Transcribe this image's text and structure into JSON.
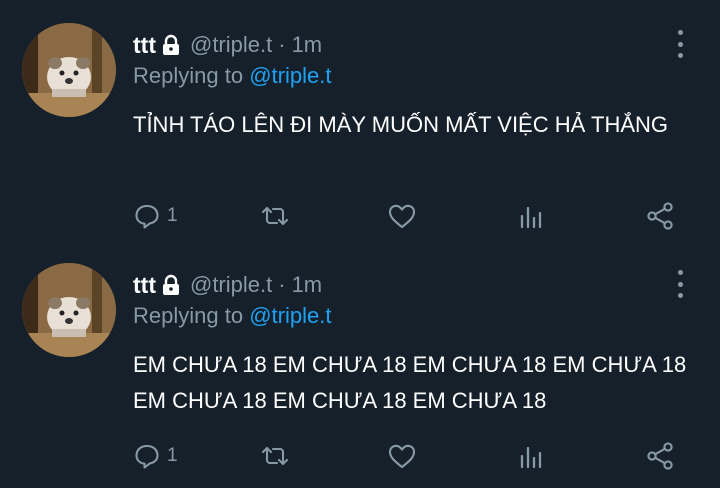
{
  "colors": {
    "background": "#15202b",
    "text_primary": "#ffffff",
    "text_secondary": "#8899a6",
    "mention": "#1da1f2"
  },
  "tweets": [
    {
      "name": "ttt",
      "handle": "@triple.t",
      "separator": "·",
      "time": "1m",
      "replying_prefix": "Replying to",
      "replying_to": "@triple.t",
      "text": "TỈNH TÁO LÊN ĐI MÀY MUỐN MẤT VIỆC HẢ THẮNG",
      "reply_count": "1",
      "icons": [
        "lock-icon",
        "more-icon",
        "reply-icon",
        "retweet-icon",
        "like-icon",
        "analytics-icon",
        "share-icon"
      ]
    },
    {
      "name": "ttt",
      "handle": "@triple.t",
      "separator": "·",
      "time": "1m",
      "replying_prefix": "Replying to",
      "replying_to": "@triple.t",
      "text": "EM CHƯA 18 EM CHƯA 18 EM CHƯA 18 EM CHƯA 18 EM CHƯA 18 EM CHƯA 18 EM CHƯA 18",
      "reply_count": "1",
      "icons": [
        "lock-icon",
        "more-icon",
        "reply-icon",
        "retweet-icon",
        "like-icon",
        "analytics-icon",
        "share-icon"
      ]
    }
  ]
}
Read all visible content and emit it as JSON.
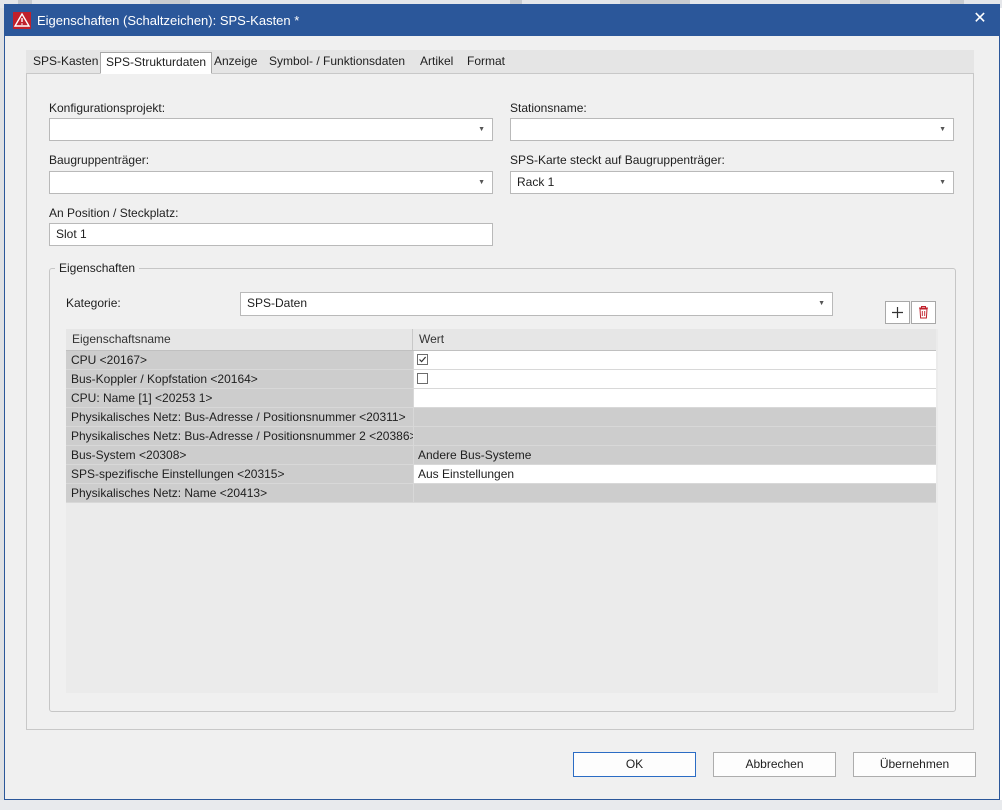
{
  "window": {
    "title": "Eigenschaften (Schaltzeichen): SPS-Kasten *",
    "close_glyph": "✕",
    "colors": {
      "titlebar": "#2b579a",
      "app_icon": "#c0202b"
    }
  },
  "tabs": [
    {
      "label": "SPS-Kasten",
      "active": false
    },
    {
      "label": "SPS-Strukturdaten",
      "active": true
    },
    {
      "label": "Anzeige",
      "active": false
    },
    {
      "label": "Symbol- / Funktionsdaten",
      "active": false
    },
    {
      "label": "Artikel",
      "active": false
    },
    {
      "label": "Format",
      "active": false
    }
  ],
  "form": {
    "konfigurationsprojekt": {
      "label": "Konfigurationsprojekt:",
      "value": ""
    },
    "stationsname": {
      "label": "Stationsname:",
      "value": ""
    },
    "baugruppentraeger": {
      "label": "Baugruppenträger:",
      "value": ""
    },
    "sps_karte": {
      "label": "SPS-Karte steckt auf Baugruppenträger:",
      "value": "Rack 1"
    },
    "position": {
      "label": "An Position / Steckplatz:",
      "value": "Slot 1"
    }
  },
  "properties": {
    "group_title": "Eigenschaften",
    "kategorie_label": "Kategorie:",
    "kategorie_value": "SPS-Daten",
    "add_icon": "plus-icon",
    "delete_icon": "trash-icon",
    "columns": [
      "Eigenschaftsname",
      "Wert"
    ],
    "rows": [
      {
        "name": "CPU <20167>",
        "value": "",
        "type": "checkbox",
        "checked": true,
        "bg": "white"
      },
      {
        "name": "Bus-Koppler / Kopfstation <20164>",
        "value": "",
        "type": "checkbox",
        "checked": false,
        "bg": "white"
      },
      {
        "name": "CPU: Name [1] <20253 1>",
        "value": "",
        "type": "text",
        "bg": "white"
      },
      {
        "name": "Physikalisches Netz: Bus-Adresse / Positionsnummer <20311>",
        "value": "",
        "type": "text",
        "bg": "gray"
      },
      {
        "name": "Physikalisches Netz: Bus-Adresse / Positionsnummer 2 <20386>",
        "value": "",
        "type": "text",
        "bg": "gray"
      },
      {
        "name": "Bus-System <20308>",
        "value": "Andere Bus-Systeme",
        "type": "text",
        "bg": "gray"
      },
      {
        "name": "SPS-spezifische Einstellungen <20315>",
        "value": "Aus Einstellungen",
        "type": "text",
        "bg": "white"
      },
      {
        "name": "Physikalisches Netz: Name <20413>",
        "value": "",
        "type": "text",
        "bg": "gray"
      }
    ]
  },
  "buttons": {
    "ok": "OK",
    "cancel": "Abbrechen",
    "apply": "Übernehmen"
  }
}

→ **Your objective**
The records above are to be reproduced exactly; the pictures are to be left out.

→ **Response to the task**
Transcribe this image's text and structure into JSON.
{
  "colors": {
    "background": "#15202b",
    "text_primary": "#ffffff",
    "text_secondary": "#8899a6",
    "mention": "#1da1f2"
  },
  "tweets": [
    {
      "name": "ttt",
      "handle": "@triple.t",
      "separator": "·",
      "time": "1m",
      "replying_prefix": "Replying to",
      "replying_to": "@triple.t",
      "text": "TỈNH TÁO LÊN ĐI MÀY MUỐN MẤT VIỆC HẢ THẮNG",
      "reply_count": "1",
      "icons": [
        "lock-icon",
        "more-icon",
        "reply-icon",
        "retweet-icon",
        "like-icon",
        "analytics-icon",
        "share-icon"
      ]
    },
    {
      "name": "ttt",
      "handle": "@triple.t",
      "separator": "·",
      "time": "1m",
      "replying_prefix": "Replying to",
      "replying_to": "@triple.t",
      "text": "EM CHƯA 18 EM CHƯA 18 EM CHƯA 18 EM CHƯA 18 EM CHƯA 18 EM CHƯA 18 EM CHƯA 18",
      "reply_count": "1",
      "icons": [
        "lock-icon",
        "more-icon",
        "reply-icon",
        "retweet-icon",
        "like-icon",
        "analytics-icon",
        "share-icon"
      ]
    }
  ]
}
Read all visible content and emit it as JSON.
{
  "window": {
    "title": "Eigenschaften (Schaltzeichen): SPS-Kasten *",
    "close_glyph": "✕",
    "colors": {
      "titlebar": "#2b579a",
      "app_icon": "#c0202b"
    }
  },
  "tabs": [
    {
      "label": "SPS-Kasten",
      "active": false
    },
    {
      "label": "SPS-Strukturdaten",
      "active": true
    },
    {
      "label": "Anzeige",
      "active": false
    },
    {
      "label": "Symbol- / Funktionsdaten",
      "active": false
    },
    {
      "label": "Artikel",
      "active": false
    },
    {
      "label": "Format",
      "active": false
    }
  ],
  "form": {
    "konfigurationsprojekt": {
      "label": "Konfigurationsprojekt:",
      "value": ""
    },
    "stationsname": {
      "label": "Stationsname:",
      "value": ""
    },
    "baugruppentraeger": {
      "label": "Baugruppenträger:",
      "value": ""
    },
    "sps_karte": {
      "label": "SPS-Karte steckt auf Baugruppenträger:",
      "value": "Rack 1"
    },
    "position": {
      "label": "An Position / Steckplatz:",
      "value": "Slot 1"
    }
  },
  "properties": {
    "group_title": "Eigenschaften",
    "kategorie_label": "Kategorie:",
    "kategorie_value": "SPS-Daten",
    "add_icon": "plus-icon",
    "delete_icon": "trash-icon",
    "columns": [
      "Eigenschaftsname",
      "Wert"
    ],
    "rows": [
      {
        "name": "CPU <20167>",
        "value": "",
        "type": "checkbox",
        "checked": true,
        "bg": "white"
      },
      {
        "name": "Bus-Koppler / Kopfstation <20164>",
        "value": "",
        "type": "checkbox",
        "checked": false,
        "bg": "white"
      },
      {
        "name": "CPU: Name [1] <20253 1>",
        "value": "",
        "type": "text",
        "bg": "white"
      },
      {
        "name": "Physikalisches Netz: Bus-Adresse / Positionsnummer <20311>",
        "value": "",
        "type": "text",
        "bg": "gray"
      },
      {
        "name": "Physikalisches Netz: Bus-Adresse / Positionsnummer 2 <20386>",
        "value": "",
        "type": "text",
        "bg": "gray"
      },
      {
        "name": "Bus-System <20308>",
        "value": "Andere Bus-Systeme",
        "type": "text",
        "bg": "gray"
      },
      {
        "name": "SPS-spezifische Einstellungen <20315>",
        "value": "Aus Einstellungen",
        "type": "text",
        "bg": "white"
      },
      {
        "name": "Physikalisches Netz: Name <20413>",
        "value": "",
        "type": "text",
        "bg": "gray"
      }
    ]
  },
  "buttons": {
    "ok": "OK",
    "cancel": "Abbrechen",
    "apply": "Übernehmen"
  }
}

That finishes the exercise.